- **Exercise**
Pictures do not belong in the copy; transcribe everything else in the records exactly.

A block of data:
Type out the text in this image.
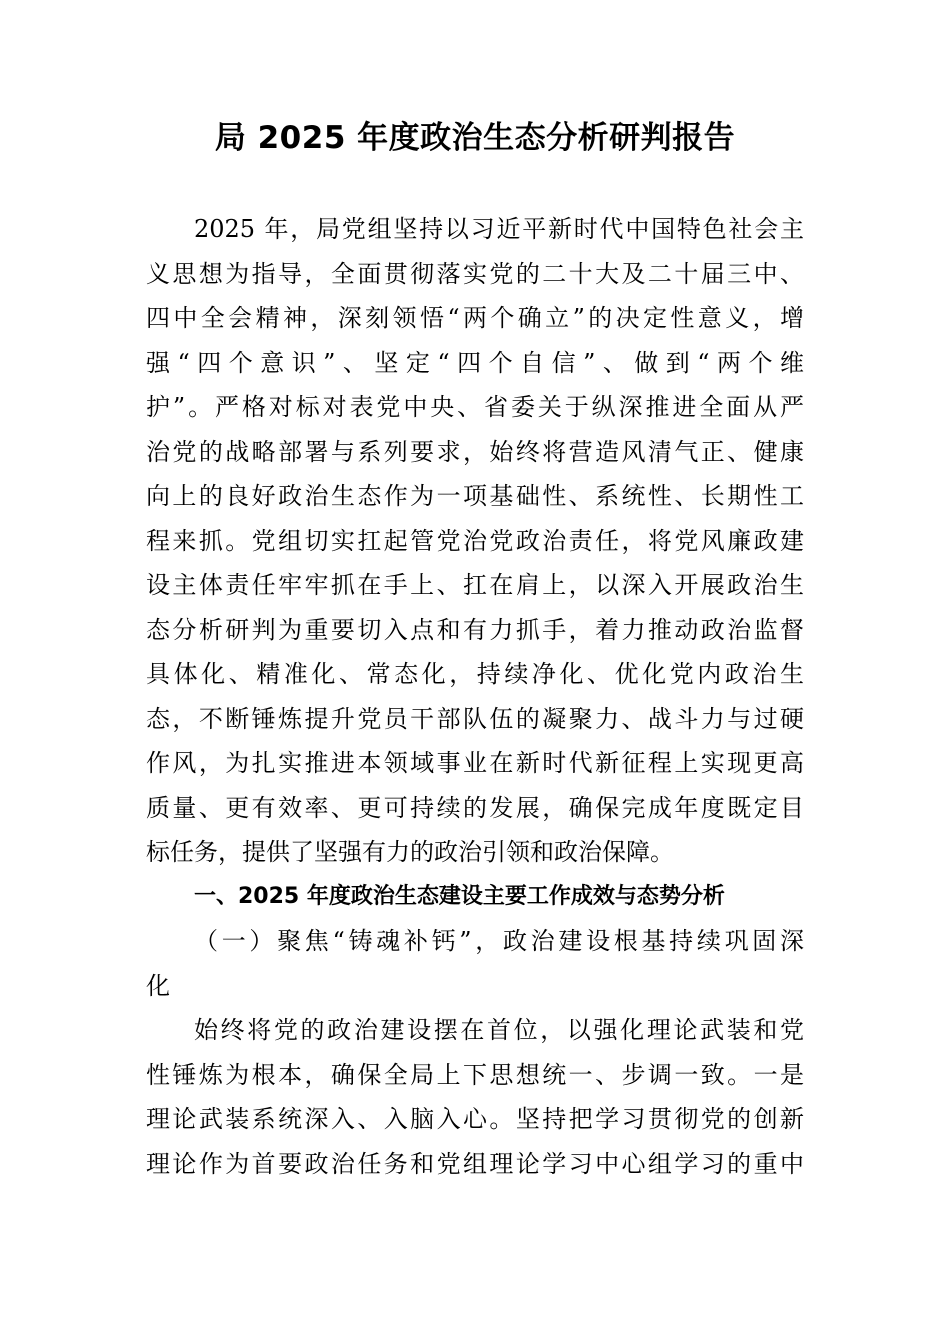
局 2025 年度政治生态分析研判报告
2025 年，局党组坚持以习近平新时代中国特色社会主
义思想为指导，全面贯彻落实党的二十大及二十届三中、
四中全会精神，深刻领悟“两个确立”的决定性意义，增
强“四个意识”、坚定“四个自信”、做到“两个维
护”。严格对标对表党中央、省委关于纵深推进全面从严
治党的战略部署与系列要求，始终将营造风清气正、健康
向上的良好政治生态作为一项基础性、系统性、长期性工
程来抓。党组切实扛起管党治党政治责任，将党风廉政建
设主体责任牢牢抓在手上、扛在肩上，以深入开展政治生
态分析研判为重要切入点和有力抓手，着力推动政治监督
具体化、精准化、常态化，持续净化、优化党内政治生
态，不断锤炼提升党员干部队伍的凝聚力、战斗力与过硬
作风，为扎实推进本领域事业在新时代新征程上实现更高
质量、更有效率、更可持续的发展，确保完成年度既定目
标任务，提供了坚强有力的政治引领和政治保障。
一、2025 年度政治生态建设主要工作成效与态势分析
（一）聚焦“铸魂补钙”，政治建设根基持续巩固深
化
始终将党的政治建设摆在首位，以强化理论武装和党
性锤炼为根本，确保全局上下思想统一、步调一致。一是
理论武装系统深入、入脑入心。坚持把学习贯彻党的创新
理论作为首要政治任务和党组理论学习中心组学习的重中
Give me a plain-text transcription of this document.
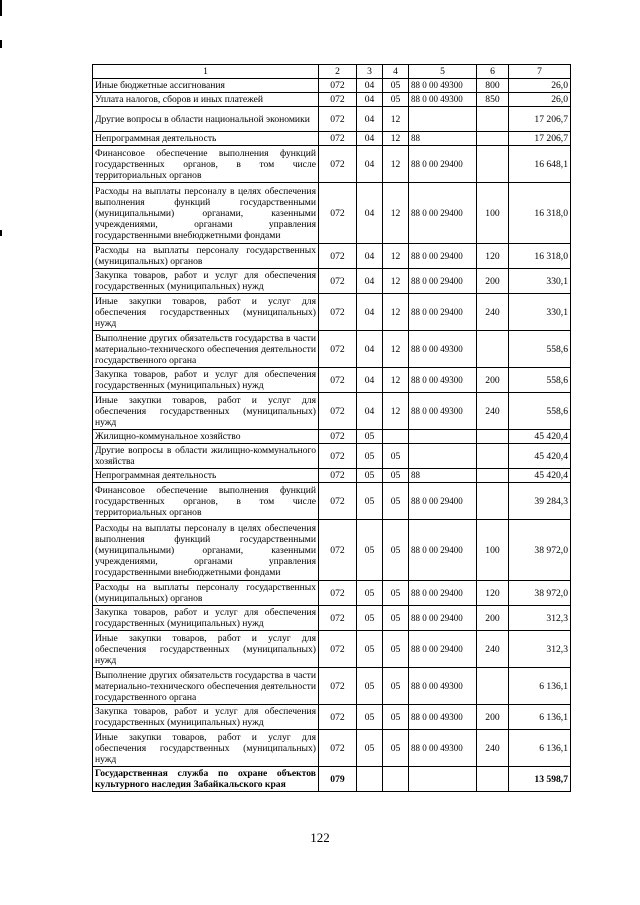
1	2	3	4	5	6	7
Иные бюджетные ассигнования	072	04	05	88 0 00 49300	800	26,0
Уплата налогов, сборов и иных платежей	072	04	05	88 0 00 49300	850	26,0
Другие вопросы в области национальной экономики	072	04	12			17 206,7
Непрограммная деятельность	072	04	12	88		17 206,7
Финансовое обеспечение выполнения функций государственных органов, в том числе территориальных органов	072	04	12	88 0 00 29400		16 648,1
Расходы на выплаты персоналу в целях обеспечения выполнения функций государственными (муниципальными) органами, казенными учреждениями, органами управления государственными внебюджетными фондами	072	04	12	88 0 00 29400	100	16 318,0
Расходы на выплаты персоналу государственных (муниципальных) органов	072	04	12	88 0 00 29400	120	16 318,0
Закупка товаров, работ и услуг для обеспечения государственных (муниципальных) нужд	072	04	12	88 0 00 29400	200	330,1
Иные закупки товаров, работ и услуг для обеспечения государственных (муниципальных) нужд	072	04	12	88 0 00 29400	240	330,1
Выполнение других обязательств государства в части материально-технического обеспечения деятельности государственного органа	072	04	12	88 0 00 49300		558,6
Закупка товаров, работ и услуг для обеспечения государственных (муниципальных) нужд	072	04	12	88 0 00 49300	200	558,6
Иные закупки товаров, работ и услуг для обеспечения государственных (муниципальных) нужд	072	04	12	88 0 00 49300	240	558,6
Жилищно-коммунальное хозяйство	072	05				45 420,4
Другие вопросы в области жилищно-коммунального хозяйства	072	05	05			45 420,4
Непрограммная деятельность	072	05	05	88		45 420,4
Финансовое обеспечение выполнения функций государственных органов, в том числе территориальных органов	072	05	05	88 0 00 29400		39 284,3
Расходы на выплаты персоналу в целях обеспечения выполнения функций государственными (муниципальными) органами, казенными учреждениями, органами управления государственными внебюджетными фондами	072	05	05	88 0 00 29400	100	38 972,0
Расходы на выплаты персоналу государственных (муниципальных) органов	072	05	05	88 0 00 29400	120	38 972,0
Закупка товаров, работ и услуг для обеспечения государственных (муниципальных) нужд	072	05	05	88 0 00 29400	200	312,3
Иные закупки товаров, работ и услуг для обеспечения государственных (муниципальных) нужд	072	05	05	88 0 00 29400	240	312,3
Выполнение других обязательств государства в части материально-технического обеспечения деятельности государственного органа	072	05	05	88 0 00 49300		6 136,1
Закупка товаров, работ и услуг для обеспечения государственных (муниципальных) нужд	072	05	05	88 0 00 49300	200	6 136,1
Иные закупки товаров, работ и услуг для обеспечения государственных (муниципальных) нужд	072	05	05	88 0 00 49300	240	6 136,1
Государственная служба по охране объектов культурного наследия Забайкальского края	079					13 598,7
122
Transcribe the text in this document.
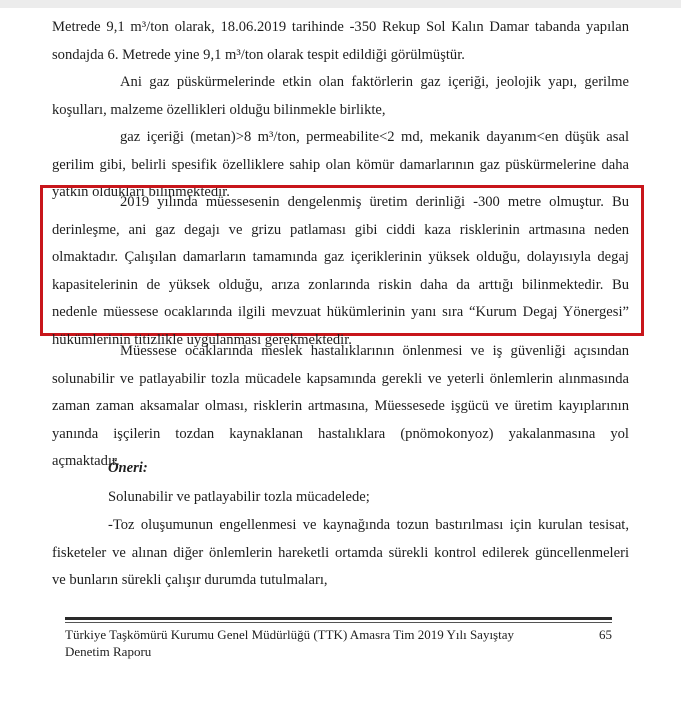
Metrede 9,1 m³/ton olarak, 18.06.2019 tarihinde -350 Rekup Sol Kalın Damar tabanda yapılan
sondajda 6. Metrede yine 9,1 m³/ton olarak tespit edildiği görülmüştür.

Ani gaz püskürmelerinde etkin olan faktörlerin gaz içeriği, jeolojik yapı, gerilme
koşulları, malzeme özellikleri olduğu bilinmekle birlikte,

gaz içeriği (metan)>8 m³/ton, permeabilite<2 md, mekanik dayanım<en düşük asal
gerilim gibi, belirli spesifik özelliklere sahip olan kömür damarlarının gaz püskürmelerine daha
yatkın oldukları bilinmektedir.

2019 yılında müessesenin dengelenmiş üretim derinliği -300 metre olmuştur. Bu
derinleşme, ani gaz degajı ve grizu patlaması gibi ciddi kaza risklerinin artmasına neden
olmaktadır. Çalışılan damarların tamamında gaz içeriklerinin yüksek olduğu, dolayısıyla degaj
kapasitelerinin de yüksek olduğu, arıza zonlarında riskin daha da arttığı bilinmektedir. Bu
nedenle müessese ocaklarında ilgili mevzuat hükümlerinin yanı sıra “Kurum Degaj Yönergesi”
hükümlerinin titizlikle uygulanması gerekmektedir.

Müessese ocaklarında meslek hastalıklarının önlenmesi ve iş güvenliği açısından
solunabilir ve patlayabilir tozla mücadele kapsamında gerekli ve yeterli önlemlerin alınmasında
zaman zaman aksamalar olması, risklerin artmasına, Müessesede işgücü ve üretim kayıplarının
yanında işçilerin tozdan kaynaklanan hastalıklara (pnömokonyoz) yakalanmasına yol
açmaktadır.

Öneri:

Solunabilir ve patlayabilir tozla mücadelede;

-Toz oluşumunun engellenmesi ve kaynağında tozun bastırılması için kurulan tesisat,
fisketeler ve alınan diğer önlemlerin hareketli ortamda sürekli kontrol edilerek güncellenmeleri
ve bunların sürekli çalışır durumda tutulmaları,

Türkiye Taşkömürü Kurumu Genel Müdürlüğü (TTK) Amasra Tim 2019 Yılı Sayıştay
Denetim Raporu
65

- **Answer to this task**
Type out the text in this image.
局 2025 年度政治生态分析研判报告
2025 年，局党组坚持以习近平新时代中国特色社会主
义思想为指导，全面贯彻落实党的二十大及二十届三中、
四中全会精神，深刻领悟“两个确立”的决定性意义，增
强“四个意识”、坚定“四个自信”、做到“两个维
护”。严格对标对表党中央、省委关于纵深推进全面从严
治党的战略部署与系列要求，始终将营造风清气正、健康
向上的良好政治生态作为一项基础性、系统性、长期性工
程来抓。党组切实扛起管党治党政治责任，将党风廉政建
设主体责任牢牢抓在手上、扛在肩上，以深入开展政治生
态分析研判为重要切入点和有力抓手，着力推动政治监督
具体化、精准化、常态化，持续净化、优化党内政治生
态，不断锤炼提升党员干部队伍的凝聚力、战斗力与过硬
作风，为扎实推进本领域事业在新时代新征程上实现更高
质量、更有效率、更可持续的发展，确保完成年度既定目
标任务，提供了坚强有力的政治引领和政治保障。
一、2025 年度政治生态建设主要工作成效与态势分析
（一）聚焦“铸魂补钙”，政治建设根基持续巩固深
化
始终将党的政治建设摆在首位，以强化理论武装和党
性锤炼为根本，确保全局上下思想统一、步调一致。一是
理论武装系统深入、入脑入心。坚持把学习贯彻党的创新
理论作为首要政治任务和党组理论学习中心组学习的重中
Give me a plain-text transcription of this document.
1	2	3	4	5	6	7
Иные бюджетные ассигнования	072	04	05	88 0 00 49300	800	26,0
Уплата налогов, сборов и иных платежей	072	04	05	88 0 00 49300	850	26,0
Другие вопросы в области национальной экономики	072	04	12			17 206,7
Непрограммная деятельность	072	04	12	88		17 206,7
Финансовое обеспечение выполнения функций государственных органов, в том числе территориальных органов	072	04	12	88 0 00 29400		16 648,1
Расходы на выплаты персоналу в целях обеспечения выполнения функций государственными (муниципальными) органами, казенными учреждениями, органами управления государственными внебюджетными фондами	072	04	12	88 0 00 29400	100	16 318,0
Расходы на выплаты персоналу государственных (муниципальных) органов	072	04	12	88 0 00 29400	120	16 318,0
Закупка товаров, работ и услуг для обеспечения государственных (муниципальных) нужд	072	04	12	88 0 00 29400	200	330,1
Иные закупки товаров, работ и услуг для обеспечения государственных (муниципальных) нужд	072	04	12	88 0 00 29400	240	330,1
Выполнение других обязательств государства в части материально-технического обеспечения деятельности государственного органа	072	04	12	88 0 00 49300		558,6
Закупка товаров, работ и услуг для обеспечения государственных (муниципальных) нужд	072	04	12	88 0 00 49300	200	558,6
Иные закупки товаров, работ и услуг для обеспечения государственных (муниципальных) нужд	072	04	12	88 0 00 49300	240	558,6
Жилищно-коммунальное хозяйство	072	05				45 420,4
Другие вопросы в области жилищно-коммунального хозяйства	072	05	05			45 420,4
Непрограммная деятельность	072	05	05	88		45 420,4
Финансовое обеспечение выполнения функций государственных органов, в том числе территориальных органов	072	05	05	88 0 00 29400		39 284,3
Расходы на выплаты персоналу в целях обеспечения выполнения функций государственными (муниципальными) органами, казенными учреждениями, органами управления государственными внебюджетными фондами	072	05	05	88 0 00 29400	100	38 972,0
Расходы на выплаты персоналу государственных (муниципальных) органов	072	05	05	88 0 00 29400	120	38 972,0
Закупка товаров, работ и услуг для обеспечения государственных (муниципальных) нужд	072	05	05	88 0 00 29400	200	312,3
Иные закупки товаров, работ и услуг для обеспечения государственных (муниципальных) нужд	072	05	05	88 0 00 29400	240	312,3
Выполнение других обязательств государства в части материально-технического обеспечения деятельности государственного органа	072	05	05	88 0 00 49300		6 136,1
Закупка товаров, работ и услуг для обеспечения государственных (муниципальных) нужд	072	05	05	88 0 00 49300	200	6 136,1
Иные закупки товаров, работ и услуг для обеспечения государственных (муниципальных) нужд	072	05	05	88 0 00 49300	240	6 136,1
Государственная служба по охране объектов культурного наследия Забайкальского края	079					13 598,7
122
Transcribe the text in this document.
Metrede 9,1 m³/ton olarak, 18.06.2019 tarihinde -350 Rekup Sol Kalın Damar tabanda yapılan
sondajda 6. Metrede yine 9,1 m³/ton olarak tespit edildiği görülmüştür.

Ani gaz püskürmelerinde etkin olan faktörlerin gaz içeriği, jeolojik yapı, gerilme
koşulları, malzeme özellikleri olduğu bilinmekle birlikte,

gaz içeriği (metan)>8 m³/ton, permeabilite<2 md, mekanik dayanım<en düşük asal
gerilim gibi, belirli spesifik özelliklere sahip olan kömür damarlarının gaz püskürmelerine daha
yatkın oldukları bilinmektedir.

2019 yılında müessesenin dengelenmiş üretim derinliği -300 metre olmuştur. Bu
derinleşme, ani gaz degajı ve grizu patlaması gibi ciddi kaza risklerinin artmasına neden
olmaktadır. Çalışılan damarların tamamında gaz içeriklerinin yüksek olduğu, dolayısıyla degaj
kapasitelerinin de yüksek olduğu, arıza zonlarında riskin daha da arttığı bilinmektedir. Bu
nedenle müessese ocaklarında ilgili mevzuat hükümlerinin yanı sıra “Kurum Degaj Yönergesi”
hükümlerinin titizlikle uygulanması gerekmektedir.

Müessese ocaklarında meslek hastalıklarının önlenmesi ve iş güvenliği açısından
solunabilir ve patlayabilir tozla mücadele kapsamında gerekli ve yeterli önlemlerin alınmasında
zaman zaman aksamalar olması, risklerin artmasına, Müessesede işgücü ve üretim kayıplarının
yanında işçilerin tozdan kaynaklanan hastalıklara (pnömokonyoz) yakalanmasına yol
açmaktadır.

Öneri:

Solunabilir ve patlayabilir tozla mücadelede;

-Toz oluşumunun engellenmesi ve kaynağında tozun bastırılması için kurulan tesisat,
fisketeler ve alınan diğer önlemlerin hareketli ortamda sürekli kontrol edilerek güncellenmeleri
ve bunların sürekli çalışır durumda tutulmaları,

Türkiye Taşkömürü Kurumu Genel Müdürlüğü (TTK) Amasra Tim 2019 Yılı Sayıştay
Denetim Raporu
65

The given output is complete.